# SET PROBLEM
Print all of the data exactly.

>> Begin AVAILABLE RECORDS

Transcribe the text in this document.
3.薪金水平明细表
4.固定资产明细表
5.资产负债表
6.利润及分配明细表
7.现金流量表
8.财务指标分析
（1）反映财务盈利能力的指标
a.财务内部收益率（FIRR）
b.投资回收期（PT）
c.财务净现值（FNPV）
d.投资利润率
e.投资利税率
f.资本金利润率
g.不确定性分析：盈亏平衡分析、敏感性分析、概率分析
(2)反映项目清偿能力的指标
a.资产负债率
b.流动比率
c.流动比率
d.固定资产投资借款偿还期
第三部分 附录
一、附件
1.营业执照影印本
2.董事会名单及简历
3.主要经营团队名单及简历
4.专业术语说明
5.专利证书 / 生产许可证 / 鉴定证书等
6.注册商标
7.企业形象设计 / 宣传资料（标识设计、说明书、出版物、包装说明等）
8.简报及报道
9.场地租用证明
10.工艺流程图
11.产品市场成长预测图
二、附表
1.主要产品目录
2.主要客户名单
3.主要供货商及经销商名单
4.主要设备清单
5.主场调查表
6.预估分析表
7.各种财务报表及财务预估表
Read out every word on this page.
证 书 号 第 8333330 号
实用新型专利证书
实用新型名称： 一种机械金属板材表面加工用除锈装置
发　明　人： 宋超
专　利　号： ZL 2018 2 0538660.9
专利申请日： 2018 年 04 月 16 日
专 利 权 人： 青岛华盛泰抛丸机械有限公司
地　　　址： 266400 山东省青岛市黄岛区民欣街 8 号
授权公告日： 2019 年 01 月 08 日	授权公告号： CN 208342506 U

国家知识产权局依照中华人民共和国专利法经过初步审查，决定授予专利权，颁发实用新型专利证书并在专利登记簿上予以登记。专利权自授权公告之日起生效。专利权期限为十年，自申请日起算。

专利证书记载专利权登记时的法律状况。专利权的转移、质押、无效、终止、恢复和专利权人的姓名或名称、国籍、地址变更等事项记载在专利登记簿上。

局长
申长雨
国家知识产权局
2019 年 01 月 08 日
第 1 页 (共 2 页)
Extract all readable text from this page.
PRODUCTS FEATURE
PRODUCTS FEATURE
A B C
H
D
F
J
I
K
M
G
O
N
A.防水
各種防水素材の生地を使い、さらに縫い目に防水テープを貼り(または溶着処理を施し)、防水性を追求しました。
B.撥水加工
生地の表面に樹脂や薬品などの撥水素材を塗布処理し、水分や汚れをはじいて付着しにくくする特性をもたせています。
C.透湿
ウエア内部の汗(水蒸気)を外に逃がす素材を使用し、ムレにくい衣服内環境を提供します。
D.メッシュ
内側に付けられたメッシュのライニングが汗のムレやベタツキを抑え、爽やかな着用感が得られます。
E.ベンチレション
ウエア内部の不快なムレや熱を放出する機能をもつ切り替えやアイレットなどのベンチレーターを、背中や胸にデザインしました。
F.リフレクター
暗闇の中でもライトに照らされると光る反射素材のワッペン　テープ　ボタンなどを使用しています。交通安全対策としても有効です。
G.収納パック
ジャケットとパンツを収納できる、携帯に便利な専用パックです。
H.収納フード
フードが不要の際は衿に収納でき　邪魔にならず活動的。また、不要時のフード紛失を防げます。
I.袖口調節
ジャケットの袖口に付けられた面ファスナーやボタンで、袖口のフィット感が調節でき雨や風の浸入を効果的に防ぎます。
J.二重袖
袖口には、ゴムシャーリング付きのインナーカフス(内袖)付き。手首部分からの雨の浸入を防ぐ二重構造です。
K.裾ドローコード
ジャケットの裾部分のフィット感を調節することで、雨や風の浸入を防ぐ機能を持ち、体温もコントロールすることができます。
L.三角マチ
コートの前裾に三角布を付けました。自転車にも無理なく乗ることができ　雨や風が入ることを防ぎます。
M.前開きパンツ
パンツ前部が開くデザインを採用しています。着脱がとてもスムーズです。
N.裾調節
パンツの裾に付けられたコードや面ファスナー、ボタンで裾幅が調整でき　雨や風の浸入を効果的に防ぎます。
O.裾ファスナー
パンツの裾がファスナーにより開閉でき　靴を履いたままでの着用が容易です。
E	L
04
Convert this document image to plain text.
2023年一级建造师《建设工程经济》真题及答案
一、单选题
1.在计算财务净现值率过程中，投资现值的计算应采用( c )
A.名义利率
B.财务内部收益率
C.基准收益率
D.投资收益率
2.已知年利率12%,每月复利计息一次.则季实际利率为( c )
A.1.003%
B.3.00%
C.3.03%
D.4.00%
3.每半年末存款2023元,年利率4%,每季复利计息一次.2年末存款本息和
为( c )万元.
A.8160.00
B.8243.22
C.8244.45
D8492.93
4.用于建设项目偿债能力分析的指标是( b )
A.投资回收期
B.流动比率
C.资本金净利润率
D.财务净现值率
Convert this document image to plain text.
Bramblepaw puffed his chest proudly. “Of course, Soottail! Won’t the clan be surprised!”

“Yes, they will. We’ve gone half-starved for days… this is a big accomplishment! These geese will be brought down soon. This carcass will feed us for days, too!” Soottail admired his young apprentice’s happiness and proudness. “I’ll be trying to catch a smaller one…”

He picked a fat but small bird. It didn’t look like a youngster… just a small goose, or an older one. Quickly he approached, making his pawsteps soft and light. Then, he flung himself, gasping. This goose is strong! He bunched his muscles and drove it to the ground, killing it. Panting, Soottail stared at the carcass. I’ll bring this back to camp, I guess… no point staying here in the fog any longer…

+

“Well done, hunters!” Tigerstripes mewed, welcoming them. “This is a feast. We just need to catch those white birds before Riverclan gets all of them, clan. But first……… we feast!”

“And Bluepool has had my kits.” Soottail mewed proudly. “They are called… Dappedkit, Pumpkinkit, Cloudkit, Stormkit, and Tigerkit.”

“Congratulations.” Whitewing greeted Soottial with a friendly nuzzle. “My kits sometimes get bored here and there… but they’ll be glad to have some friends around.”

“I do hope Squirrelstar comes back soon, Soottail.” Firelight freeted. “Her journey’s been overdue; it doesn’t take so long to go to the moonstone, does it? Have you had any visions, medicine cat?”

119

>> End AVAILABLE RECORDS

# ANSWER BELOW
Transcribe the text in this document.
3.薪金水平明细表
4.固定资产明细表
5.资产负债表
6.利润及分配明细表
7.现金流量表
8.财务指标分析
（1）反映财务盈利能力的指标
a.财务内部收益率（FIRR）
b.投资回收期（PT）
c.财务净现值（FNPV）
d.投资利润率
e.投资利税率
f.资本金利润率
g.不确定性分析：盈亏平衡分析、敏感性分析、概率分析
(2)反映项目清偿能力的指标
a.资产负债率
b.流动比率
c.流动比率
d.固定资产投资借款偿还期
第三部分 附录
一、附件
1.营业执照影印本
2.董事会名单及简历
3.主要经营团队名单及简历
4.专业术语说明
5.专利证书 / 生产许可证 / 鉴定证书等
6.注册商标
7.企业形象设计 / 宣传资料（标识设计、说明书、出版物、包装说明等）
8.简报及报道
9.场地租用证明
10.工艺流程图
11.产品市场成长预测图
二、附表
1.主要产品目录
2.主要客户名单
3.主要供货商及经销商名单
4.主要设备清单
5.主场调查表
6.预估分析表
7.各种财务报表及财务预估表
Read out every word on this page.
证 书 号 第 8333330 号
实用新型专利证书
实用新型名称： 一种机械金属板材表面加工用除锈装置
发　明　人： 宋超
专　利　号： ZL 2018 2 0538660.9
专利申请日： 2018 年 04 月 16 日
专 利 权 人： 青岛华盛泰抛丸机械有限公司
地　　　址： 266400 山东省青岛市黄岛区民欣街 8 号
授权公告日： 2019 年 01 月 08 日	授权公告号： CN 208342506 U

国家知识产权局依照中华人民共和国专利法经过初步审查，决定授予专利权，颁发实用新型专利证书并在专利登记簿上予以登记。专利权自授权公告之日起生效。专利权期限为十年，自申请日起算。

专利证书记载专利权登记时的法律状况。专利权的转移、质押、无效、终止、恢复和专利权人的姓名或名称、国籍、地址变更等事项记载在专利登记簿上。

局长
申长雨
国家知识产权局
2019 年 01 月 08 日
第 1 页 (共 2 页)
Extract all readable text from this page.
PRODUCTS FEATURE
PRODUCTS FEATURE
A B C
H
D
F
J
I
K
M
G
O
N
A.防水
各種防水素材の生地を使い、さらに縫い目に防水テープを貼り(または溶着処理を施し)、防水性を追求しました。
B.撥水加工
生地の表面に樹脂や薬品などの撥水素材を塗布処理し、水分や汚れをはじいて付着しにくくする特性をもたせています。
C.透湿
ウエア内部の汗(水蒸気)を外に逃がす素材を使用し、ムレにくい衣服内環境を提供します。
D.メッシュ
内側に付けられたメッシュのライニングが汗のムレやベタツキを抑え、爽やかな着用感が得られます。
E.ベンチレション
ウエア内部の不快なムレや熱を放出する機能をもつ切り替えやアイレットなどのベンチレーターを、背中や胸にデザインしました。
F.リフレクター
暗闇の中でもライトに照らされると光る反射素材のワッペン　テープ　ボタンなどを使用しています。交通安全対策としても有効です。
G.収納パック
ジャケットとパンツを収納できる、携帯に便利な専用パックです。
H.収納フード
フードが不要の際は衿に収納でき　邪魔にならず活動的。また、不要時のフード紛失を防げます。
I.袖口調節
ジャケットの袖口に付けられた面ファスナーやボタンで、袖口のフィット感が調節でき雨や風の浸入を効果的に防ぎます。
J.二重袖
袖口には、ゴムシャーリング付きのインナーカフス(内袖)付き。手首部分からの雨の浸入を防ぐ二重構造です。
K.裾ドローコード
ジャケットの裾部分のフィット感を調節することで、雨や風の浸入を防ぐ機能を持ち、体温もコントロールすることができます。
L.三角マチ
コートの前裾に三角布を付けました。自転車にも無理なく乗ることができ　雨や風が入ることを防ぎます。
M.前開きパンツ
パンツ前部が開くデザインを採用しています。着脱がとてもスムーズです。
N.裾調節
パンツの裾に付けられたコードや面ファスナー、ボタンで裾幅が調整でき　雨や風の浸入を効果的に防ぎます。
O.裾ファスナー
パンツの裾がファスナーにより開閉でき　靴を履いたままでの着用が容易です。
E	L
04
Convert this document image to plain text.
2023年一级建造师《建设工程经济》真题及答案
一、单选题
1.在计算财务净现值率过程中，投资现值的计算应采用( c )
A.名义利率
B.财务内部收益率
C.基准收益率
D.投资收益率
2.已知年利率12%,每月复利计息一次.则季实际利率为( c )
A.1.003%
B.3.00%
C.3.03%
D.4.00%
3.每半年末存款2023元,年利率4%,每季复利计息一次.2年末存款本息和
为( c )万元.
A.8160.00
B.8243.22
C.8244.45
D8492.93
4.用于建设项目偿债能力分析的指标是( b )
A.投资回收期
B.流动比率
C.资本金净利润率
D.财务净现值率
Convert this document image to plain text.
Bramblepaw puffed his chest proudly. “Of course, Soottail! Won’t the clan be surprised!”

“Yes, they will. We’ve gone half-starved for days… this is a big accomplishment! These geese will be brought down soon. This carcass will feed us for days, too!” Soottail admired his young apprentice’s happiness and proudness. “I’ll be trying to catch a smaller one…”

He picked a fat but small bird. It didn’t look like a youngster… just a small goose, or an older one. Quickly he approached, making his pawsteps soft and light. Then, he flung himself, gasping. This goose is strong! He bunched his muscles and drove it to the ground, killing it. Panting, Soottail stared at the carcass. I’ll bring this back to camp, I guess… no point staying here in the fog any longer…

+

“Well done, hunters!” Tigerstripes mewed, welcoming them. “This is a feast. We just need to catch those white birds before Riverclan gets all of them, clan. But first……… we feast!”

“And Bluepool has had my kits.” Soottail mewed proudly. “They are called… Dappedkit, Pumpkinkit, Cloudkit, Stormkit, and Tigerkit.”

“Congratulations.” Whitewing greeted Soottial with a friendly nuzzle. “My kits sometimes get bored here and there… but they’ll be glad to have some friends around.”

“I do hope Squirrelstar comes back soon, Soottail.” Firelight freeted. “Her journey’s been overdue; it doesn’t take so long to go to the moonstone, does it? Have you had any visions, medicine cat?”

119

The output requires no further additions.